-- Data provided --
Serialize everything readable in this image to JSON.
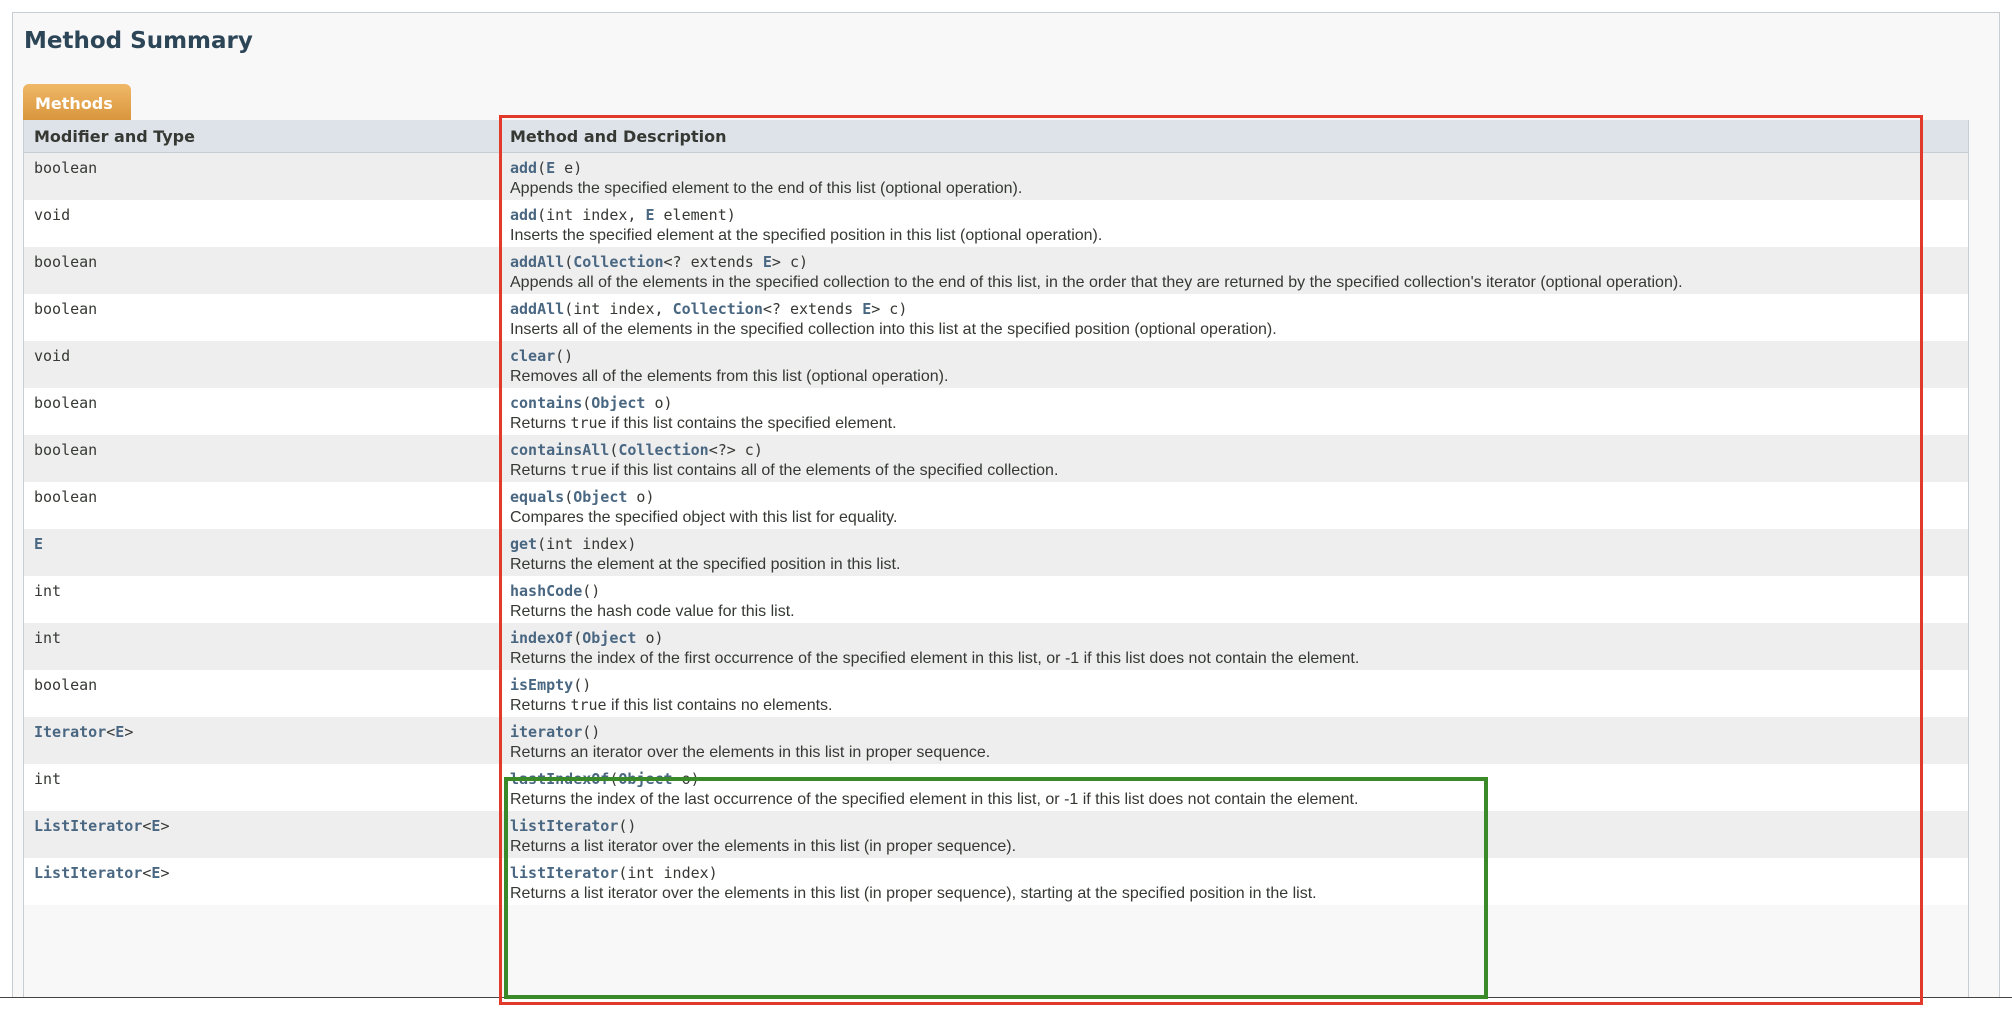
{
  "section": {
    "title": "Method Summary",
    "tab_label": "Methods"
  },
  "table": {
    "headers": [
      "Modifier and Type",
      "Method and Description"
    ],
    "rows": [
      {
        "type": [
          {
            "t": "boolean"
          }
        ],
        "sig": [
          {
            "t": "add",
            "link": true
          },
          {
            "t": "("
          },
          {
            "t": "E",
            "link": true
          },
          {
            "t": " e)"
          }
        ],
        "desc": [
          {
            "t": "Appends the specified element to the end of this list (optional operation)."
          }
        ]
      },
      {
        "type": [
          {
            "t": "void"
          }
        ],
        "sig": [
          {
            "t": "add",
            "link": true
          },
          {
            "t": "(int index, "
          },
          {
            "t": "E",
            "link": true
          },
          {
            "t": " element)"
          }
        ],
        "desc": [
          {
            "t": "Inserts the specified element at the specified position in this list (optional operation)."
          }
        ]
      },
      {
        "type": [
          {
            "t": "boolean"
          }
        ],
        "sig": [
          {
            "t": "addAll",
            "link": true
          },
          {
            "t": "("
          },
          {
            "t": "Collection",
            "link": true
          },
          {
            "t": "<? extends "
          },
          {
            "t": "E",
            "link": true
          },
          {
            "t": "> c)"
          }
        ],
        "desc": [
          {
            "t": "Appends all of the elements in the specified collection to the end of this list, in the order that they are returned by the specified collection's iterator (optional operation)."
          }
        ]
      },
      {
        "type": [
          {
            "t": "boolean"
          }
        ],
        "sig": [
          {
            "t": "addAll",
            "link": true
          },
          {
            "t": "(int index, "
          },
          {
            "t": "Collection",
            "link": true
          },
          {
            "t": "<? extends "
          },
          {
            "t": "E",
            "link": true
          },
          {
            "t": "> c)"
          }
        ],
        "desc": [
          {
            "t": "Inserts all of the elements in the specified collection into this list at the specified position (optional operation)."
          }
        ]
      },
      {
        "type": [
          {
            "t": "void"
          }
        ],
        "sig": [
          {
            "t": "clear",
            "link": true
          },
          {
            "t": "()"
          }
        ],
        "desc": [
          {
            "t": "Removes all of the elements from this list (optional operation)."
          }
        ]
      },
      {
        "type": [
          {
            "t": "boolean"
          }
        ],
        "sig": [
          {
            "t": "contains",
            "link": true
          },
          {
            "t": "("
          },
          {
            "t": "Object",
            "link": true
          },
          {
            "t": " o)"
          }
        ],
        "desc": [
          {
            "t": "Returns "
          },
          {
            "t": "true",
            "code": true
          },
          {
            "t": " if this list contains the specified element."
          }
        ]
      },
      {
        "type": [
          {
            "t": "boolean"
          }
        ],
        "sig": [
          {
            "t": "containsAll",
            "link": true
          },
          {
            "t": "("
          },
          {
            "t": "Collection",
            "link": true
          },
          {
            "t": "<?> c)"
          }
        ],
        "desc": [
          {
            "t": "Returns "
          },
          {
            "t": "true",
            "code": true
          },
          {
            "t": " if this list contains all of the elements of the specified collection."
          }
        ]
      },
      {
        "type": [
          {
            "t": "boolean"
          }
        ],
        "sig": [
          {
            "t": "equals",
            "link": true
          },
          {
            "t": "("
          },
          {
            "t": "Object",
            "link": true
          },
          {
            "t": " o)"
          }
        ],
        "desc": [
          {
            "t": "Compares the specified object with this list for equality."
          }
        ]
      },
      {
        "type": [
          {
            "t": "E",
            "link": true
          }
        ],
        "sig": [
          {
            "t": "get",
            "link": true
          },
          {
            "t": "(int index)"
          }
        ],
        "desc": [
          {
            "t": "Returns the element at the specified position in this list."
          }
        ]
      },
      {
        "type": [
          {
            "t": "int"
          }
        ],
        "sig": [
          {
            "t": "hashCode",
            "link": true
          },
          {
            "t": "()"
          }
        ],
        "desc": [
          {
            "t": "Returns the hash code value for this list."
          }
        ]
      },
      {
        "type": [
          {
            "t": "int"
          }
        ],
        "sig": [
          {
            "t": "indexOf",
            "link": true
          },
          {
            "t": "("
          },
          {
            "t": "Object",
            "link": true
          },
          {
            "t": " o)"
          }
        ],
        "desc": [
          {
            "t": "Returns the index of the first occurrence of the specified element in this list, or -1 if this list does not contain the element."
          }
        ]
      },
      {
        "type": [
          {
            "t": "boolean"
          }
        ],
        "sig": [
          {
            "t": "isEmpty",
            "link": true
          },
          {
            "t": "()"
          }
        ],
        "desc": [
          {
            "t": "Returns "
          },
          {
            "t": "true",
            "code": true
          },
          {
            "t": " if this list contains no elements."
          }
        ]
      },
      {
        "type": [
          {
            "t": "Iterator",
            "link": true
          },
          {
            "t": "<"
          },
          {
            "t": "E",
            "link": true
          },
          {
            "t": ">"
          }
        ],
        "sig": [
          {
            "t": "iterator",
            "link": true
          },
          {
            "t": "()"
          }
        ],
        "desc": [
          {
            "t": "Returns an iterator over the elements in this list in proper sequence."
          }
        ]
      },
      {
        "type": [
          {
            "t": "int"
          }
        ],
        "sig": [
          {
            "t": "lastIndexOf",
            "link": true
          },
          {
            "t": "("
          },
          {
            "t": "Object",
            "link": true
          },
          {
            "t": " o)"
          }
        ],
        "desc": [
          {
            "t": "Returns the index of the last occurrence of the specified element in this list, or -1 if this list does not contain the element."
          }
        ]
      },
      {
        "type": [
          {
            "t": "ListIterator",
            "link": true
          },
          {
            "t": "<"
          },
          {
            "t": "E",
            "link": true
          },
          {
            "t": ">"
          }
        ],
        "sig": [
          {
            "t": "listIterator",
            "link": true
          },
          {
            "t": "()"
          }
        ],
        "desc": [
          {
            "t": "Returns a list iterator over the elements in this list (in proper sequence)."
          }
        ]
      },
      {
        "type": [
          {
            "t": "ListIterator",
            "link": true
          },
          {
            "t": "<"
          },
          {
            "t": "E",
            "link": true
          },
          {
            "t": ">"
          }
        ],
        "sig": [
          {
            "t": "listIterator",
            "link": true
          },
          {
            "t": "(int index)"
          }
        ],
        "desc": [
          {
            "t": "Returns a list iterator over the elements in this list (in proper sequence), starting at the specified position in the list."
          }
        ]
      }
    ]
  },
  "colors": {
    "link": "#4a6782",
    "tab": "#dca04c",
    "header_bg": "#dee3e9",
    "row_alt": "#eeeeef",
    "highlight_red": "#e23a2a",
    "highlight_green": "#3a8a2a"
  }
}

--

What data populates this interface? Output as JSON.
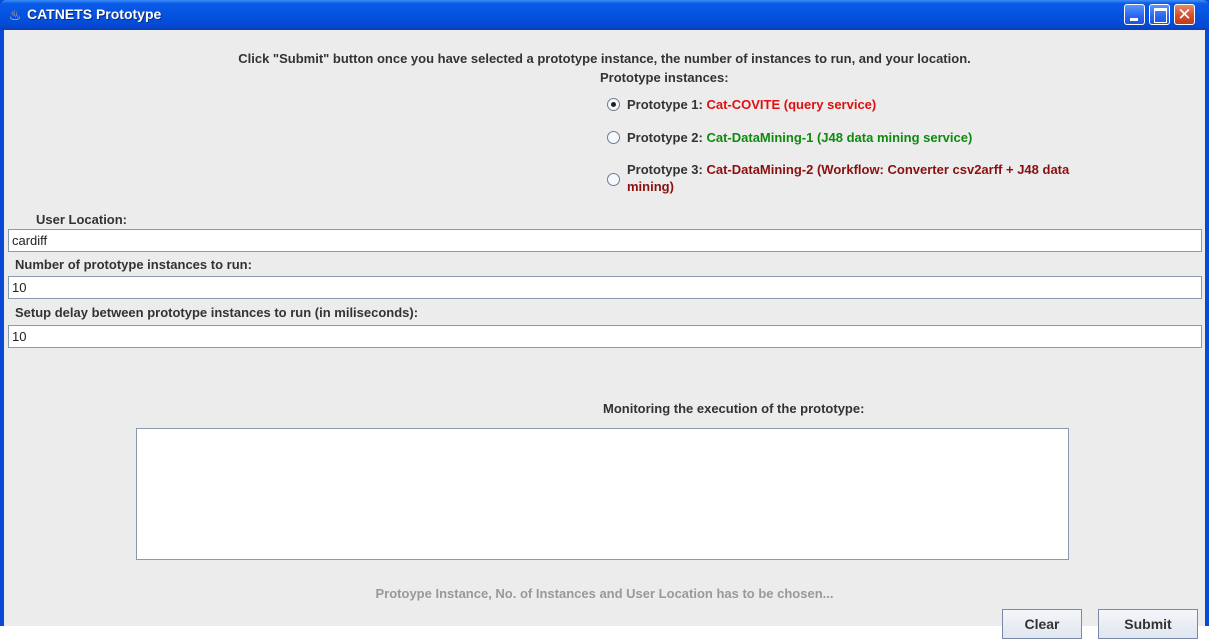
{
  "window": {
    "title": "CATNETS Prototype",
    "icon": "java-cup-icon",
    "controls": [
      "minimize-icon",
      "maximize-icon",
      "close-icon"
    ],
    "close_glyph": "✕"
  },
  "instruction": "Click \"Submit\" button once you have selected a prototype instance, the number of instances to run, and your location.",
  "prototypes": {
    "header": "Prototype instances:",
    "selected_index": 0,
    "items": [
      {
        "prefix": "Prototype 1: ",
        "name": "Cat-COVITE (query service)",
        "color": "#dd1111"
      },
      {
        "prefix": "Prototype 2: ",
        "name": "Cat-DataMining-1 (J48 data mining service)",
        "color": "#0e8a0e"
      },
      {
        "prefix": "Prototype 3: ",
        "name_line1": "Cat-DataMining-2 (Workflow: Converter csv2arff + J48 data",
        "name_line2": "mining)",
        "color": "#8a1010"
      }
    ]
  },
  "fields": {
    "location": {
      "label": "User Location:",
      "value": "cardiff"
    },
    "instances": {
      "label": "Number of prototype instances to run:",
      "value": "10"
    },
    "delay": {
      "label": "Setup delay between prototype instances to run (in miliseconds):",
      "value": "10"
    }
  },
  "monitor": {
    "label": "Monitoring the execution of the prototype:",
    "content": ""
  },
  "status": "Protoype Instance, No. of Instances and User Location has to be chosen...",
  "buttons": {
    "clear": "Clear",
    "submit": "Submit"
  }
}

-- What the task asks --
Tally the lines in this data that hold the word "title" and state only the count.

-- Exercise solution --
2